Brief A:
Using the brain flashcards, decide whether each statement below agrees with the text: (i) dendrites are efferent neuronal cell processes; (ii) the pterion is the region of the skull where the frontal, parietal, temporal and sphenoid bones meet; (iii) arousal is the capacity to maintain attention over prolonged periods of time. Answer yes or no for each, and quote the words of the text that settle it.
Brief B:
Transcribe the brain flashcards, everything from "Name 3 layers" down to "the choroid plexus?".
** Extract follows **
Brain Flashcards
Papilloedema is a clinical sign of increased intracranial pressure. What can cause this?
Tumours, malignant hypertension, head injury and haemorrhage.
Name 3 layers of the meninges and which layers do they form in relation to the optic nerve?
Dura mater, arachnoid mater and pia mater. These form, respectively, in the optic nerve, the outer sheath, the intermediate sheath and the inner sheath.
What is “visible distortion of the optic disc?”
Papilloedema or optic neuritis.
Are dendrites efferent or afferent neuronal cell processes?
Dendrites are afferent neuronal cell processes (they receive information).
How do choroid plexuses develop?
They develop where pia mater and ependyma come into direct contact eg. roof of fourth ventricle.
What is the choroid plexus?
Sac like invaginations that project into the ventricular cavity. These invaginations for the choroid plexus which produces CSF.
What is the ependyma?
Thin epithelium-like lining of the brain and the central canal of the spinal cord. Involved in the production of CSF.
What is a chiara malformation?
This is where the cerebellum pushes down into the spinal canal. Type 1- defect in mesoderm. Types 2 and 3- defect in neuroectoderm.
What is the pterion?
Region of the skull where the frontal, parietal, temporal and sphenoid bones all join together.
What are lateralising signs?
These are signs that helps you to localise a CNS pathology to a particular area of the brain eg. bradykinesia and dyskinesis allows a localisation of a lesion or pathology to the basal ganglia in the brain.
What is the Monroe-Kellie prinicple?
Monroe-Kellie hypothesis is a pressure-volume relationship that aims to keep a dynamic equilibrium among the essential non-compressible components inside the rigid compartment of the skull. Intracranial volume is constant.
What is ‘Attention’?
A global cognitive process encompassing multiple sensory modalities, operating across sensory domains. Can be subdivided into various component cognitive processes: arousal, vigilance, divided attention, selective attention.
What is arousal?
A general state of wakefulness and responsivity.
What is vigilance?
Capacity to maintain attention over prolonged periods of time.
What is divided attention?
Ability to respond to more than one task at once.
** End of Extract **
** Data extract follows **
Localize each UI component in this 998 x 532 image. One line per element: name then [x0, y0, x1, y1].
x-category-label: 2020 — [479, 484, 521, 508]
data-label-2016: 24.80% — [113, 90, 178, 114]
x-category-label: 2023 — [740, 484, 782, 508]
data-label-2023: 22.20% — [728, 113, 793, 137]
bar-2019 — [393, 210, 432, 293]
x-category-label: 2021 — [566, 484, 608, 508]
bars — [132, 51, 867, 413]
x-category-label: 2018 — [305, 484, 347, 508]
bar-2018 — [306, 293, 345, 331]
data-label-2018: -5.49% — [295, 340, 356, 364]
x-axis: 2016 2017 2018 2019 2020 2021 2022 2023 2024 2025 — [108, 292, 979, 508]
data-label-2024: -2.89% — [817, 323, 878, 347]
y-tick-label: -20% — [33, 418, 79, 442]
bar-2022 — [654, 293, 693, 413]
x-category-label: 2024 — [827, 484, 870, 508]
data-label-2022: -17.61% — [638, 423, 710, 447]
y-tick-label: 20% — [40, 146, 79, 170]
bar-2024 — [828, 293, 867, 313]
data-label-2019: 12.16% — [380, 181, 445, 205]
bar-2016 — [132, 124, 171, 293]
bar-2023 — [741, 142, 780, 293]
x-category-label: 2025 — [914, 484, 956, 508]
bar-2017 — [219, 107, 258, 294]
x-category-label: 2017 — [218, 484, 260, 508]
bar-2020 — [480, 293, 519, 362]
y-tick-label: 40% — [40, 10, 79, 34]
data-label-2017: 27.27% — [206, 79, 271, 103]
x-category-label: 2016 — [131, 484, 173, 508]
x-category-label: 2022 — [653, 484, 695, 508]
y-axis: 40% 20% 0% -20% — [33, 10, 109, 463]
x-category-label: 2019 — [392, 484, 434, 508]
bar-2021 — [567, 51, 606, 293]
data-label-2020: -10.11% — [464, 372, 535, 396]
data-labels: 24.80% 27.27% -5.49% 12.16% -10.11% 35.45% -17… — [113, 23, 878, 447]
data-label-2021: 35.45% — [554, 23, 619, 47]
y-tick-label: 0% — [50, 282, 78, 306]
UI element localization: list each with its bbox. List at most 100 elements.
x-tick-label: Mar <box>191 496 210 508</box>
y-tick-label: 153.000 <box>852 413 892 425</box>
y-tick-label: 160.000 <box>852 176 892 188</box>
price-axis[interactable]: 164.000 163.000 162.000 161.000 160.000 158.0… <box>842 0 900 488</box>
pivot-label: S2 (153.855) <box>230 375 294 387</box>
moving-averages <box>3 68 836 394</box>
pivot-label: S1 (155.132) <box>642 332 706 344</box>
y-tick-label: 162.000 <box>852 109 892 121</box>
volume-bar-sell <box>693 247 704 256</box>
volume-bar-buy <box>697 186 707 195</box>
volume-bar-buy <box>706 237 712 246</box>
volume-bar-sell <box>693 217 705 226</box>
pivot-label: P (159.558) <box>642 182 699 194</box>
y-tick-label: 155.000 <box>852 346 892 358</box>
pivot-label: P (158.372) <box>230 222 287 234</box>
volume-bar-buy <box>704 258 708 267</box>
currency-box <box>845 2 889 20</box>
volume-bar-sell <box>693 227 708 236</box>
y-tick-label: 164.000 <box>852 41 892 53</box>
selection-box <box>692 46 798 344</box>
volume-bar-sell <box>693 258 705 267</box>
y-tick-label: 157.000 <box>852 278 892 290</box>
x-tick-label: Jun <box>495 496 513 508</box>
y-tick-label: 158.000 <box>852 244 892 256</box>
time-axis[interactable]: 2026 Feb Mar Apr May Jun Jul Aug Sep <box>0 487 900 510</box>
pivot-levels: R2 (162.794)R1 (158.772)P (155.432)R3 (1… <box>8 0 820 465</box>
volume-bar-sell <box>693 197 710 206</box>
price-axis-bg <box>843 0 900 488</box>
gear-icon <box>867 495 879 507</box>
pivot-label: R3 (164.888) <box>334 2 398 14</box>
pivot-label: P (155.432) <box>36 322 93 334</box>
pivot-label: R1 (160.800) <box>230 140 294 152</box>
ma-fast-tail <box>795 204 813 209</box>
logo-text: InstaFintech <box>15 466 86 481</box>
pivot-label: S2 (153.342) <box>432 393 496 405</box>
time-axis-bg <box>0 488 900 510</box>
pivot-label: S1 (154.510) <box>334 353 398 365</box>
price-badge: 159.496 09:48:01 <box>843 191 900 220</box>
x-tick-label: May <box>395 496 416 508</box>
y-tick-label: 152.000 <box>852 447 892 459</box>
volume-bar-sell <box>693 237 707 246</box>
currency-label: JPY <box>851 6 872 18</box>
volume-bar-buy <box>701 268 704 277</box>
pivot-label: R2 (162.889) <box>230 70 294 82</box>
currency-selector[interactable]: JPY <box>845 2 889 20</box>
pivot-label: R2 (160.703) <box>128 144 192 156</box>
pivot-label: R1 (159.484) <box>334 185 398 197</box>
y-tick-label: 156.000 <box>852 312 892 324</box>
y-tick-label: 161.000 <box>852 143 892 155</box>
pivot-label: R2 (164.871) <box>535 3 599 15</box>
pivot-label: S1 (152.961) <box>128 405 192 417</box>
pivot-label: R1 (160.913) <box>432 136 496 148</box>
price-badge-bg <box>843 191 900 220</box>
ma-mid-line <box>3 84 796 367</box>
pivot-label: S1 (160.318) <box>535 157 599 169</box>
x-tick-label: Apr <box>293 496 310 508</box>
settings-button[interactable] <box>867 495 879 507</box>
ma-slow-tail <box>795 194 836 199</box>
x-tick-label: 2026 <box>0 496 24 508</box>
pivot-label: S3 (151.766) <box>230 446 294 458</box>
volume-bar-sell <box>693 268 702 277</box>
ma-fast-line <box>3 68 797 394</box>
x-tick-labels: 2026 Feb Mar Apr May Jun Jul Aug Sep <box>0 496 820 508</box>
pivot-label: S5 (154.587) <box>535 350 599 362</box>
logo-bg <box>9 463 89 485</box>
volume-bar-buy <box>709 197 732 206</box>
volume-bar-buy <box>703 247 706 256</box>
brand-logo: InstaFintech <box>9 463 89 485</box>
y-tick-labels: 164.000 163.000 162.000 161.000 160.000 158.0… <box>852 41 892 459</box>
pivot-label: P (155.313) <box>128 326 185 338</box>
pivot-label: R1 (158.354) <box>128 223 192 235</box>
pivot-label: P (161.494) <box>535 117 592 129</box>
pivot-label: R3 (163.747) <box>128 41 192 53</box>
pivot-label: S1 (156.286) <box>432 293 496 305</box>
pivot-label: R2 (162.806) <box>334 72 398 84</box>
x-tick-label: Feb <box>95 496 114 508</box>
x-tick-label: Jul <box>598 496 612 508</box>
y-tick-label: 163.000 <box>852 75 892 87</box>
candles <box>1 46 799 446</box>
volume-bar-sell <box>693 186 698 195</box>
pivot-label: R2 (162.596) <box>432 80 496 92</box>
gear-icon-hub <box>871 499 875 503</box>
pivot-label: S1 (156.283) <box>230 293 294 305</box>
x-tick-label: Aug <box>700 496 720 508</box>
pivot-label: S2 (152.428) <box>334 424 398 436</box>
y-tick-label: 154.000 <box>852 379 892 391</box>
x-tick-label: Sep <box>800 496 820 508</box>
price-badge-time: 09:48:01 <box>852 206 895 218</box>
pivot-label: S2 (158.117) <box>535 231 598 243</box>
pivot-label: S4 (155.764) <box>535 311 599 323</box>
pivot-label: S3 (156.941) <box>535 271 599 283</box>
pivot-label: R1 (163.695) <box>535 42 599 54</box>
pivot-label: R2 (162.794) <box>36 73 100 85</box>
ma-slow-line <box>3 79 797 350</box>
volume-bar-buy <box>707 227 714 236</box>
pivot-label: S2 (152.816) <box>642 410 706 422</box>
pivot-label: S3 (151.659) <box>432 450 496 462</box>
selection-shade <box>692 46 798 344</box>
** End of Data extract **
Response A:
(i) No: "Dendrites are afferent neuronal cell processes (they receive information)."
(ii) Yes: "Region of the skull where the frontal, parietal, temporal and sphenoid bones all join together."
(iii) No: "A general state of wakefulness and responsivity."

Response B:
Name 3 layers of the meninges and which layers do they form in relation to the optic nerve?
Dura mater, arachnoid mater and pia mater. These form, respectively, in the optic nerve, the outer sheath, the intermediate sheath and the inner sheath.
What is “visible distortion of the optic disc?”
Papilloedema or optic neuritis.
Are dendrites efferent or afferent neuronal cell processes?
Dendrites are afferent neuronal cell processes (they receive information).
How do choroid plexuses develop?
They develop where pia mater and ependyma come into direct contact eg. roof of fourth ventricle.
What is the choroid plexus?